Data to use:
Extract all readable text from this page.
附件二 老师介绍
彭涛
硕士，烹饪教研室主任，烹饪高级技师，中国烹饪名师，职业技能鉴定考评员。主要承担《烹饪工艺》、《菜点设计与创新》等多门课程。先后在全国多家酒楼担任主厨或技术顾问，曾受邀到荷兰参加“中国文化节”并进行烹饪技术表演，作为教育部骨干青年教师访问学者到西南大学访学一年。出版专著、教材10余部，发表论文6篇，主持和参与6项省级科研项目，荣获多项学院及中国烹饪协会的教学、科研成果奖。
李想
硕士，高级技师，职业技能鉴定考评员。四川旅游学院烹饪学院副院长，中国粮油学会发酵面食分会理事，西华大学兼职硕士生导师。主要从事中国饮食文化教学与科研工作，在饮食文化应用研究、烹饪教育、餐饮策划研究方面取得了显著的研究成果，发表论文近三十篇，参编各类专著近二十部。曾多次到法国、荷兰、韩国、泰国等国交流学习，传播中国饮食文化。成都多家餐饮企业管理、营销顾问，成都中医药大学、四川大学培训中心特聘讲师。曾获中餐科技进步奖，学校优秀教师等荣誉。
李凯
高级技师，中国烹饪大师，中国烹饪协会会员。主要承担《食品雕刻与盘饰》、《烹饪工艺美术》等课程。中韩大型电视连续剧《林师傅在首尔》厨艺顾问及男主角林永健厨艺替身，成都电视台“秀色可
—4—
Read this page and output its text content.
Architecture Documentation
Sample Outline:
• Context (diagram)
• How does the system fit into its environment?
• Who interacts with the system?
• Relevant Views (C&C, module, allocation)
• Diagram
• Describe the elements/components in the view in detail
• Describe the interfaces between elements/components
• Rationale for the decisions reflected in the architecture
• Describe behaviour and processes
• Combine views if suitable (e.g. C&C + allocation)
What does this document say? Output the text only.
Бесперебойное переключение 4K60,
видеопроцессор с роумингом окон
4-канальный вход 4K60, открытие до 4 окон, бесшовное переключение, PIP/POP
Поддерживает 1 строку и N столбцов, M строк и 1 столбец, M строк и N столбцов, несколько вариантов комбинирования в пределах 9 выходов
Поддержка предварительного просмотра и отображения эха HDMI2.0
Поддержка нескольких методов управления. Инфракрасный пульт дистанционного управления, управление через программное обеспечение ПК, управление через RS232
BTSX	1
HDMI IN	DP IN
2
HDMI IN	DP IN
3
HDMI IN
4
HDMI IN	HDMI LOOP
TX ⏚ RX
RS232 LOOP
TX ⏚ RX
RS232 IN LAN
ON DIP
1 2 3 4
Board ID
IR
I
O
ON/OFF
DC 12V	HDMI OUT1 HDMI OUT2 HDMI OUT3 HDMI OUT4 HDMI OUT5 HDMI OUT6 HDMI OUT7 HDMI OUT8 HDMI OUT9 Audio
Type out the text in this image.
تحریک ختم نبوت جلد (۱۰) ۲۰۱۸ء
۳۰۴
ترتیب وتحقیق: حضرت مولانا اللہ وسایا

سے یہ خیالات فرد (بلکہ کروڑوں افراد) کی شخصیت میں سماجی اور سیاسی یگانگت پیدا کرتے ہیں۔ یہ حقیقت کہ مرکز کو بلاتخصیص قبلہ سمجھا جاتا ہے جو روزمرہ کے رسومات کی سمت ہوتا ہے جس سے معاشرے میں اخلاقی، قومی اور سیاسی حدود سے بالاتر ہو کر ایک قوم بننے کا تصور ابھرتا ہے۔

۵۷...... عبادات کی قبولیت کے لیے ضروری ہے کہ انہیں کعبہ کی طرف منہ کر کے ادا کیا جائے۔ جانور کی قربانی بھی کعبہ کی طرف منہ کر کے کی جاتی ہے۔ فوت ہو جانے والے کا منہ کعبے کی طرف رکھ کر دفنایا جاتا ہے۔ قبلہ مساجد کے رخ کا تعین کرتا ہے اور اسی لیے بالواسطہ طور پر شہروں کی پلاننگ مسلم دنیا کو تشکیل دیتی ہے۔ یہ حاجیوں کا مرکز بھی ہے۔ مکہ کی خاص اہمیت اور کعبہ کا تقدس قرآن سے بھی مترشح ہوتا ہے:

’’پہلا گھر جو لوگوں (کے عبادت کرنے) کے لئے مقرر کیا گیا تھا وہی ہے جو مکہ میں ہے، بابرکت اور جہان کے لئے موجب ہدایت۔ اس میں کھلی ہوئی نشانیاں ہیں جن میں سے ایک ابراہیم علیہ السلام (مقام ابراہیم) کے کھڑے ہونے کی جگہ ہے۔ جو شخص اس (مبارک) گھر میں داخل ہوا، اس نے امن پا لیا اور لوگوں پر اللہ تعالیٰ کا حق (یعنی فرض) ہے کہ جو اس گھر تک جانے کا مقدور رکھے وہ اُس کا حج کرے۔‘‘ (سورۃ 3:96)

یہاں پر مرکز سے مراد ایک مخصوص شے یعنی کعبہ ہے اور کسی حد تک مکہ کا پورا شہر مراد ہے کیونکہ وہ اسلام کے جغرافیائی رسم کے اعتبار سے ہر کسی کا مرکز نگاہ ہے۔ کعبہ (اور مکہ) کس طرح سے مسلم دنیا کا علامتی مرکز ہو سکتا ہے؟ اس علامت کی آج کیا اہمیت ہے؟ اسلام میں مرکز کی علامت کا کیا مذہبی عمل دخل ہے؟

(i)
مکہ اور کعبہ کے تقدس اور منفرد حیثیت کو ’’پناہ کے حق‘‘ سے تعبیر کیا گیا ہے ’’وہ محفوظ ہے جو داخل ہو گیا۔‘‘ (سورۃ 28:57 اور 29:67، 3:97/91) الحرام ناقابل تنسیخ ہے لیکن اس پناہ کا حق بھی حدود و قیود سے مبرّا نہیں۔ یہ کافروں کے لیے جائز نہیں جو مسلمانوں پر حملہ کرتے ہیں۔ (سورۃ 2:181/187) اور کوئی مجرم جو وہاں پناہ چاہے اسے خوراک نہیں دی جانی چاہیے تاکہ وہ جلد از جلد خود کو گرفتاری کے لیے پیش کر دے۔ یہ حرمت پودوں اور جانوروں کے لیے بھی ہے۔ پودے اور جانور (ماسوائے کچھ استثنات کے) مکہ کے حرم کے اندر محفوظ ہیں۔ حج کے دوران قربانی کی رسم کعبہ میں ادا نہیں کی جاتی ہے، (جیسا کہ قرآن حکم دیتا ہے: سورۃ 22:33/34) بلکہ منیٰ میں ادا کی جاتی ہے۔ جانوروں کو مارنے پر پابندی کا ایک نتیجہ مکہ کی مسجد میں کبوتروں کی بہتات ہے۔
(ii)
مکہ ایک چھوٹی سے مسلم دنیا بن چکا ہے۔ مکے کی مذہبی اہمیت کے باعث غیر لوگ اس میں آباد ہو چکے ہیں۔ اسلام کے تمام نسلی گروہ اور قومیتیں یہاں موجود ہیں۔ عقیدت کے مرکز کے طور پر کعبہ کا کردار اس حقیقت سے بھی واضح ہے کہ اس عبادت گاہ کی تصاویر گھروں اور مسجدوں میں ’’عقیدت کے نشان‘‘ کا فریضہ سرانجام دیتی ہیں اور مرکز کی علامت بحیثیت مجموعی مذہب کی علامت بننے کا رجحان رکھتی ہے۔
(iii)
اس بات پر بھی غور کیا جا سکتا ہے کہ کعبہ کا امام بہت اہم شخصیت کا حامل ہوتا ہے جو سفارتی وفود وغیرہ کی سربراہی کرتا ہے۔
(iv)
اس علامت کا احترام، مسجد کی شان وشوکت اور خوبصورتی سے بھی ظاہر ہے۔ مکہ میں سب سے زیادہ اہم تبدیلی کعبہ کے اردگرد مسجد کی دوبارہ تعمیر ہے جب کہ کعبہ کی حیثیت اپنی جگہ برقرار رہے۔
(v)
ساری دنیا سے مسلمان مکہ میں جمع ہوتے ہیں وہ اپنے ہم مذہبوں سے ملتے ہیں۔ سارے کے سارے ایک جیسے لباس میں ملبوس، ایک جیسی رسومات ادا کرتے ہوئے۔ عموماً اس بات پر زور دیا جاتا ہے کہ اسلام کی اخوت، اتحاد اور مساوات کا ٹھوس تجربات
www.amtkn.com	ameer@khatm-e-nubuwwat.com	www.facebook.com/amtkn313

Given exercise: Work out how many lines of the listing above include the word "اللہ". Reply with nothing but the count.

In response: 2